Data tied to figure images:
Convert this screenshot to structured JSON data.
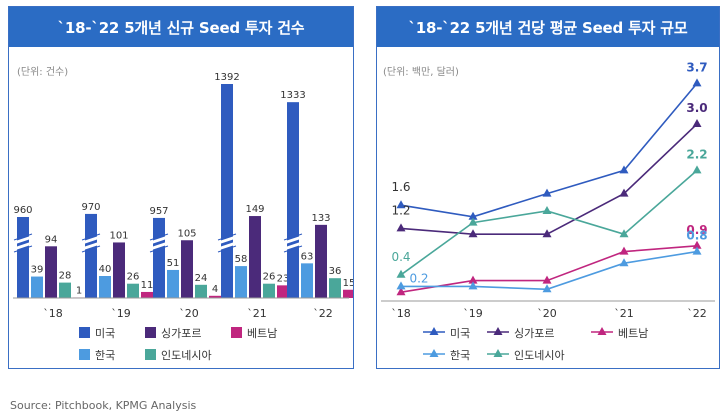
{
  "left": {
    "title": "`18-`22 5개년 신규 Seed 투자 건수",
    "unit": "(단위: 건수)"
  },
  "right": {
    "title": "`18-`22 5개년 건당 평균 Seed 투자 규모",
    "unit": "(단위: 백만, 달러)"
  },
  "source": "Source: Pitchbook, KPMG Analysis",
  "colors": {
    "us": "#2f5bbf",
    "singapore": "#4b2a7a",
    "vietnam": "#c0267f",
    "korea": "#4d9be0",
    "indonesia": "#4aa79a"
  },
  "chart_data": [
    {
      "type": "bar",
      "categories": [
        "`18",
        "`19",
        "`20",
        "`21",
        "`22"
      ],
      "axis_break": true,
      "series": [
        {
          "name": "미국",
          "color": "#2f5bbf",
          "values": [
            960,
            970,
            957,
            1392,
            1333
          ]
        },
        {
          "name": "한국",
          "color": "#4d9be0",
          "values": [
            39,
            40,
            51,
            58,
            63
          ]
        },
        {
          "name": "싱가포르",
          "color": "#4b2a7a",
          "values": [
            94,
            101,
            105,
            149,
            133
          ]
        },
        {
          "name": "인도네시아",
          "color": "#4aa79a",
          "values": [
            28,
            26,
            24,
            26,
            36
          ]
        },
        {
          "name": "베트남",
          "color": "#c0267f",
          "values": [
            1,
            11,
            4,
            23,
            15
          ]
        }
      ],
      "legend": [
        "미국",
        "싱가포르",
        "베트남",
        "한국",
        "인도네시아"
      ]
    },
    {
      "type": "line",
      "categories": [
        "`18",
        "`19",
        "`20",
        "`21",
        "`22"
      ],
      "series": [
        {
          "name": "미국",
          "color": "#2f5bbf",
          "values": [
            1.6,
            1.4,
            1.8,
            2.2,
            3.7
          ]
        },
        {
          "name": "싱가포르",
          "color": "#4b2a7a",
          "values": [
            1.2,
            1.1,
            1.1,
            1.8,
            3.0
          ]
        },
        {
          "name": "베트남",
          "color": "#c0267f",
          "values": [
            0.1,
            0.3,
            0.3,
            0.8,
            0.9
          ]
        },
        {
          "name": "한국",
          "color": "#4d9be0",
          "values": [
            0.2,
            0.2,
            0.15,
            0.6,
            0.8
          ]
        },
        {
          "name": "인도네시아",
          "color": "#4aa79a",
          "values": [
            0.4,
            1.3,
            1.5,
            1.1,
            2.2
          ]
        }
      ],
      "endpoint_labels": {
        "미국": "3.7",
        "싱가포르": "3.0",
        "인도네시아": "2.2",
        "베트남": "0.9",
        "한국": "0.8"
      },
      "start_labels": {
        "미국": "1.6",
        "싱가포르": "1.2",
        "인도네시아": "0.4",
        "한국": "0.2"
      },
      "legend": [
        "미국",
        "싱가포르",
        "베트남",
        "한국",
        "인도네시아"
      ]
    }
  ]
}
==
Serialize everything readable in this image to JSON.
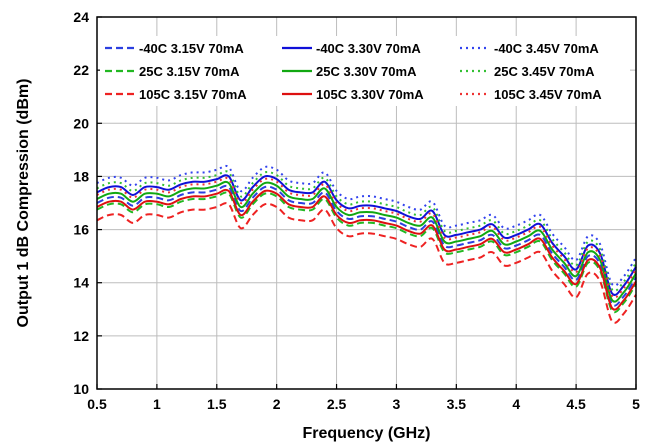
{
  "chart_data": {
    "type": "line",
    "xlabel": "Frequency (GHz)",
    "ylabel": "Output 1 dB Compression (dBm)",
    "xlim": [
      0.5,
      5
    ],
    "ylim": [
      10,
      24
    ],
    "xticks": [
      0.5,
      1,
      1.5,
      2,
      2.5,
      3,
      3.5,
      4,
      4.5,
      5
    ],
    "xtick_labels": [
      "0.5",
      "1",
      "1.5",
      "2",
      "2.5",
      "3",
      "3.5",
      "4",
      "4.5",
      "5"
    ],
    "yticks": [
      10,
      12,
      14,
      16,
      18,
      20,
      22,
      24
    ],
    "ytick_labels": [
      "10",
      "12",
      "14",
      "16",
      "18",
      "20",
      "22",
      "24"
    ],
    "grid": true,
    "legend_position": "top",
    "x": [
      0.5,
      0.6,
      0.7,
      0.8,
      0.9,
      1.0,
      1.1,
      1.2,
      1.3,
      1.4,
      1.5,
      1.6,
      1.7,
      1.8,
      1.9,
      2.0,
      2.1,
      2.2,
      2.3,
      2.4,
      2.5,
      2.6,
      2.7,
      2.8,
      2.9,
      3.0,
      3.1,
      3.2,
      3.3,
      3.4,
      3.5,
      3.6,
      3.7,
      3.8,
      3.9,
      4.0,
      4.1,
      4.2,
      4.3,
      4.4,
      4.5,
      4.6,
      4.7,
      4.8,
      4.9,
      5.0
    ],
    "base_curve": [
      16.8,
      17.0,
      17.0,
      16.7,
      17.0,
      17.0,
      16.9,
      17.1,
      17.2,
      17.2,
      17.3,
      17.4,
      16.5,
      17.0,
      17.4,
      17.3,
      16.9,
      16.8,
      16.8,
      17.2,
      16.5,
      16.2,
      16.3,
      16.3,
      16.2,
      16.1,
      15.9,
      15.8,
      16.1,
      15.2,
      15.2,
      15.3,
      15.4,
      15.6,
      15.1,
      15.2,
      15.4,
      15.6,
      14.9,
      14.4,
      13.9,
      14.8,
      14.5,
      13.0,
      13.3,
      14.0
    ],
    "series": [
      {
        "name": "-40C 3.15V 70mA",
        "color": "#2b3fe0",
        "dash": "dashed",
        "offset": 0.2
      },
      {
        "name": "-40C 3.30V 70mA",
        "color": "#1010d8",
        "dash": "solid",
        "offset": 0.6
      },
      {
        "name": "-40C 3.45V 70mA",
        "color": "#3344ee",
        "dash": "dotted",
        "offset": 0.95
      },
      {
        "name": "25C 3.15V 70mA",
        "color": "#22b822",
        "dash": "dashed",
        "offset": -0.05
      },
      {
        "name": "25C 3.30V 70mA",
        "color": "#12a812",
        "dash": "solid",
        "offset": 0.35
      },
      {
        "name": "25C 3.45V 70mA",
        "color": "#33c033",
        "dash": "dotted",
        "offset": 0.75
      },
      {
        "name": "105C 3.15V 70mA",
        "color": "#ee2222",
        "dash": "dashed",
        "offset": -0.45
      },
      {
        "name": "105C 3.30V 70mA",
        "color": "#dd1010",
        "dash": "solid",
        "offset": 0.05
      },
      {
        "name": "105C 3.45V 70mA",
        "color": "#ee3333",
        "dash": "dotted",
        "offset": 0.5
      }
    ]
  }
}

[What this task involves]: Look through the entries above for the word "offset". Copy every line where it shows up.

[Task response]:
        "offset": 0.2
        "offset": 0.6
        "offset": 0.95
        "offset": -0.05
        "offset": 0.35
        "offset": 0.75
        "offset": -0.45
        "offset": 0.05
        "offset": 0.5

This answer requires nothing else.